**INSTRUCTIONS FOR THE TASK:**
Extract each line of the material that follows exactly and omit its pictures.

**THE DATA:**
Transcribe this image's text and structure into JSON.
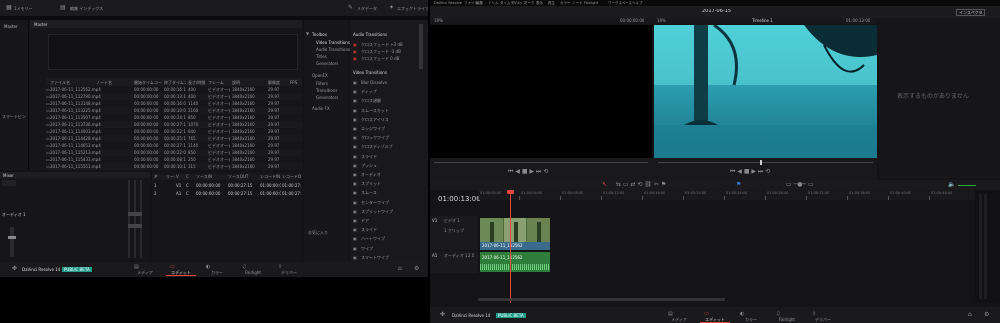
{
  "left": {
    "topbar": {
      "media_storage": "1メモリー",
      "media_pool": "編集 インデックス",
      "metadata": "メタデータ",
      "effects_library": "エフェクトライブラリ"
    },
    "bins": {
      "master": "Master",
      "master_header": "Master",
      "smart_bins": "スマートビン"
    },
    "media_columns": [
      "ファイル名",
      "ノート名",
      "開始タイムコード",
      "終了タイムコード",
      "長さ/時間",
      "フレーム",
      "説明",
      "解像度",
      "FPS"
    ],
    "media_rows": [
      [
        "2017-06-11_112562.mp4",
        "",
        "00:00:00:00",
        "00:00:16:15",
        "400",
        "ビデオオーディオ",
        "3840x2160",
        "29.97"
      ],
      [
        "2017-06-11_112790.mp4",
        "",
        "00:00:00:00",
        "00:00:13:15",
        "400",
        "ビデオオーディオ",
        "3840x2160",
        "29.97"
      ],
      [
        "2017-06-11_113148.mp4",
        "",
        "00:00:00:00",
        "00:00:16:00",
        "1140",
        "ビデオオーディオ",
        "3840x2160",
        "29.97"
      ],
      [
        "2017-06-11_113225.mp4",
        "",
        "00:00:00:00",
        "00:00:10:00",
        "2160",
        "ビデオオーディオ",
        "3840x2160",
        "29.97"
      ],
      [
        "2017-06-11_113507.mp4",
        "",
        "00:00:00:00",
        "00:00:24:15",
        "850",
        "ビデオオーディオ",
        "3840x2160",
        "29.97"
      ],
      [
        "2017-06-11_113736.mp4",
        "",
        "00:00:00:00",
        "00:00:27:15",
        "1070",
        "ビデオオーディオ",
        "3840x2160",
        "29.97"
      ],
      [
        "2017-06-11_114003.mp4",
        "",
        "00:00:00:00",
        "00:00:22:15",
        "940",
        "ビデオオーディオ",
        "3840x2160",
        "29.97"
      ],
      [
        "2017-06-11_114428.mp4",
        "",
        "00:00:00:00",
        "00:00:25:15",
        "765",
        "ビデオオーディオ",
        "3840x2160",
        "29.97"
      ],
      [
        "2017-06-11_114653.mp4",
        "",
        "00:00:00:00",
        "00:00:27:15",
        "1140",
        "ビデオオーディオ",
        "3840x2160",
        "29.97"
      ],
      [
        "2017-06-11_115213.mp4",
        "",
        "00:00:00:00",
        "00:00:22:00",
        "850",
        "ビデオオーディオ",
        "3840x2160",
        "29.97"
      ],
      [
        "2017-06-11_115433.mp4",
        "",
        "00:00:00:00",
        "00:00:08:15",
        "250",
        "ビデオオーディオ",
        "3840x2160",
        "29.97"
      ],
      [
        "2017-06-11_115551.mp4",
        "",
        "00:00:00:00",
        "00:00:10:15",
        "315",
        "ビデオオーディオ",
        "3840x2160",
        "29.97"
      ]
    ],
    "toolbox": {
      "header": "Toolbox",
      "items": [
        "Video Transitions",
        "Audio Transitions",
        "Titles",
        "Generators"
      ],
      "openfx": "OpenFX",
      "openfx_items": [
        "Filters",
        "Transitions",
        "Generators"
      ],
      "audiofx": "Audio FX",
      "favorites": "お気に入り"
    },
    "audio_transitions": {
      "header": "Audio Transitions",
      "items": [
        "クロスフェード +3 dB",
        "クロスフェード -3 dB",
        "クロスフェード 0 dB"
      ]
    },
    "video_transitions": {
      "header": "Video Transitions",
      "items": [
        "Blur Dissolve",
        "ディップ",
        "クロス溶解",
        "スムースカット",
        "クロスアイリス",
        "エッジワイプ",
        "クロックワイプ",
        "クロスディゾルブ",
        "スライド",
        "プッシュ",
        "オーディオ",
        "スプリット",
        "スムース",
        "センターワイプ",
        "スプリットワイプ",
        "ドア",
        "スライド",
        "ハートワイプ",
        "ワイプ",
        "スマートワイプ",
        "アイリス"
      ]
    },
    "mixer": {
      "header": "Mixer",
      "channels": [
        "A1",
        "M1",
        "M2"
      ],
      "bus_label": "オーディオ 1"
    },
    "edit_index": {
      "columns": [
        "#",
        "リール",
        "V",
        "C",
        "ソースIN",
        "ソースOUT",
        "レコードIN",
        "レコードOUT"
      ],
      "rows": [
        [
          "1",
          "",
          "V1",
          "C",
          "00:00:00:00",
          "00:00:27:15",
          "01:00:00:00",
          "01:00:27:15"
        ],
        [
          "2",
          "",
          "A1",
          "C",
          "00:00:00:00",
          "00:00:27:15",
          "01:00:00:00",
          "01:00:27:15"
        ]
      ]
    },
    "bottombar": {
      "app_name": "DaVinci Resolve 14",
      "beta": "PUBLIC BETA",
      "pages": [
        "メディア",
        "エディット",
        "カラー",
        "Fairlight",
        "デリバー"
      ],
      "active_page": 1
    }
  },
  "right": {
    "menubar": {
      "items": [
        "DaVinci Resolve",
        "ファイル",
        "編集",
        "トリム",
        "タイムライン",
        "クリップ",
        "マーク",
        "表示",
        "再生",
        "カラー",
        "ノード",
        "Fairlight",
        "ワークスペース",
        "ヘルプ"
      ]
    },
    "title": "2017-06-15",
    "source_zoom": "19%",
    "source_tc": "00:00:00:00",
    "source_dur": "00:00:00:00",
    "timeline_zoom": "19%",
    "timeline_name": "Timeline 1",
    "timeline_tc": "01:00:13:00",
    "inspector_button": "インスペクタ",
    "inspector_empty": "表示するものがありません",
    "timecode": "01:00:13:00",
    "ruler_ticks": [
      "01:00:00:00",
      "01:00:04:00",
      "01:00:08:00",
      "01:00:12:00",
      "01:00:16:00",
      "01:00:20:00",
      "01:00:24:00",
      "01:00:28:00",
      "01:00:32:00",
      "01:00:36:00",
      "01:00:40:00",
      "01:00:44:00"
    ],
    "video_track": {
      "id": "V1",
      "name": "ビデオ 1",
      "sub": "1 クリップ"
    },
    "audio_track": {
      "id": "A1",
      "name": "オーディオ 1",
      "level": "2.0"
    },
    "video_clip": "2017-06-11_112562",
    "audio_clip": "2017-06-11_112562",
    "bottombar": {
      "app_name": "DaVinci Resolve 14",
      "beta": "PUBLIC BETA",
      "pages": [
        "メディア",
        "エディット",
        "カラー",
        "Fairlight",
        "デリバー"
      ],
      "active_page": 1
    }
  },
  "colors": {
    "accent": "#e8463e",
    "clip_video": "#3a6a8c",
    "clip_audio": "#2e7d3a",
    "water": "#2ea6b4",
    "beta_bg": "#1e9b8a"
  }
}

**EXERCISE OUTPUT:**
Transcribe this image's text and structure into JSON.
{
  "left": {
    "topbar": {
      "media_storage": "1メモリー",
      "media_pool": "編集 インデックス",
      "metadata": "メタデータ",
      "effects_library": "エフェクトライブラリ"
    },
    "bins": {
      "master": "Master",
      "master_header": "Master",
      "smart_bins": "スマートビン"
    },
    "media_columns": [
      "ファイル名",
      "ノート名",
      "開始タイムコード",
      "終了タイムコード",
      "長さ/時間",
      "フレーム",
      "説明",
      "解像度",
      "FPS"
    ],
    "media_rows": [
      [
        "2017-06-11_112562.mp4",
        "",
        "00:00:00:00",
        "00:00:16:15",
        "400",
        "ビデオオーディオ",
        "3840x2160",
        "29.97"
      ],
      [
        "2017-06-11_112790.mp4",
        "",
        "00:00:00:00",
        "00:00:13:15",
        "400",
        "ビデオオーディオ",
        "3840x2160",
        "29.97"
      ],
      [
        "2017-06-11_113148.mp4",
        "",
        "00:00:00:00",
        "00:00:16:00",
        "1140",
        "ビデオオーディオ",
        "3840x2160",
        "29.97"
      ],
      [
        "2017-06-11_113225.mp4",
        "",
        "00:00:00:00",
        "00:00:10:00",
        "2160",
        "ビデオオーディオ",
        "3840x2160",
        "29.97"
      ],
      [
        "2017-06-11_113507.mp4",
        "",
        "00:00:00:00",
        "00:00:24:15",
        "850",
        "ビデオオーディオ",
        "3840x2160",
        "29.97"
      ],
      [
        "2017-06-11_113736.mp4",
        "",
        "00:00:00:00",
        "00:00:27:15",
        "1070",
        "ビデオオーディオ",
        "3840x2160",
        "29.97"
      ],
      [
        "2017-06-11_114003.mp4",
        "",
        "00:00:00:00",
        "00:00:22:15",
        "940",
        "ビデオオーディオ",
        "3840x2160",
        "29.97"
      ],
      [
        "2017-06-11_114428.mp4",
        "",
        "00:00:00:00",
        "00:00:25:15",
        "765",
        "ビデオオーディオ",
        "3840x2160",
        "29.97"
      ],
      [
        "2017-06-11_114653.mp4",
        "",
        "00:00:00:00",
        "00:00:27:15",
        "1140",
        "ビデオオーディオ",
        "3840x2160",
        "29.97"
      ],
      [
        "2017-06-11_115213.mp4",
        "",
        "00:00:00:00",
        "00:00:22:00",
        "850",
        "ビデオオーディオ",
        "3840x2160",
        "29.97"
      ],
      [
        "2017-06-11_115433.mp4",
        "",
        "00:00:00:00",
        "00:00:08:15",
        "250",
        "ビデオオーディオ",
        "3840x2160",
        "29.97"
      ],
      [
        "2017-06-11_115551.mp4",
        "",
        "00:00:00:00",
        "00:00:10:15",
        "315",
        "ビデオオーディオ",
        "3840x2160",
        "29.97"
      ]
    ],
    "toolbox": {
      "header": "Toolbox",
      "items": [
        "Video Transitions",
        "Audio Transitions",
        "Titles",
        "Generators"
      ],
      "openfx": "OpenFX",
      "openfx_items": [
        "Filters",
        "Transitions",
        "Generators"
      ],
      "audiofx": "Audio FX",
      "favorites": "お気に入り"
    },
    "audio_transitions": {
      "header": "Audio Transitions",
      "items": [
        "クロスフェード +3 dB",
        "クロスフェード -3 dB",
        "クロスフェード 0 dB"
      ]
    },
    "video_transitions": {
      "header": "Video Transitions",
      "items": [
        "Blur Dissolve",
        "ディップ",
        "クロス溶解",
        "スムースカット",
        "クロスアイリス",
        "エッジワイプ",
        "クロックワイプ",
        "クロスディゾルブ",
        "スライド",
        "プッシュ",
        "オーディオ",
        "スプリット",
        "スムース",
        "センターワイプ",
        "スプリットワイプ",
        "ドア",
        "スライド",
        "ハートワイプ",
        "ワイプ",
        "スマートワイプ",
        "アイリス"
      ]
    },
    "mixer": {
      "header": "Mixer",
      "channels": [
        "A1",
        "M1",
        "M2"
      ],
      "bus_label": "オーディオ 1"
    },
    "edit_index": {
      "columns": [
        "#",
        "リール",
        "V",
        "C",
        "ソースIN",
        "ソースOUT",
        "レコードIN",
        "レコードOUT"
      ],
      "rows": [
        [
          "1",
          "",
          "V1",
          "C",
          "00:00:00:00",
          "00:00:27:15",
          "01:00:00:00",
          "01:00:27:15"
        ],
        [
          "2",
          "",
          "A1",
          "C",
          "00:00:00:00",
          "00:00:27:15",
          "01:00:00:00",
          "01:00:27:15"
        ]
      ]
    },
    "bottombar": {
      "app_name": "DaVinci Resolve 14",
      "beta": "PUBLIC BETA",
      "pages": [
        "メディア",
        "エディット",
        "カラー",
        "Fairlight",
        "デリバー"
      ],
      "active_page": 1
    }
  },
  "right": {
    "menubar": {
      "items": [
        "DaVinci Resolve",
        "ファイル",
        "編集",
        "トリム",
        "タイムライン",
        "クリップ",
        "マーク",
        "表示",
        "再生",
        "カラー",
        "ノード",
        "Fairlight",
        "ワークスペース",
        "ヘルプ"
      ]
    },
    "title": "2017-06-15",
    "source_zoom": "19%",
    "source_tc": "00:00:00:00",
    "source_dur": "00:00:00:00",
    "timeline_zoom": "19%",
    "timeline_name": "Timeline 1",
    "timeline_tc": "01:00:13:00",
    "inspector_button": "インスペクタ",
    "inspector_empty": "表示するものがありません",
    "timecode": "01:00:13:00",
    "ruler_ticks": [
      "01:00:00:00",
      "01:00:04:00",
      "01:00:08:00",
      "01:00:12:00",
      "01:00:16:00",
      "01:00:20:00",
      "01:00:24:00",
      "01:00:28:00",
      "01:00:32:00",
      "01:00:36:00",
      "01:00:40:00",
      "01:00:44:00"
    ],
    "video_track": {
      "id": "V1",
      "name": "ビデオ 1",
      "sub": "1 クリップ"
    },
    "audio_track": {
      "id": "A1",
      "name": "オーディオ 1",
      "level": "2.0"
    },
    "video_clip": "2017-06-11_112562",
    "audio_clip": "2017-06-11_112562",
    "bottombar": {
      "app_name": "DaVinci Resolve 14",
      "beta": "PUBLIC BETA",
      "pages": [
        "メディア",
        "エディット",
        "カラー",
        "Fairlight",
        "デリバー"
      ],
      "active_page": 1
    }
  },
  "colors": {
    "accent": "#e8463e",
    "clip_video": "#3a6a8c",
    "clip_audio": "#2e7d3a",
    "water": "#2ea6b4",
    "beta_bg": "#1e9b8a"
  }
}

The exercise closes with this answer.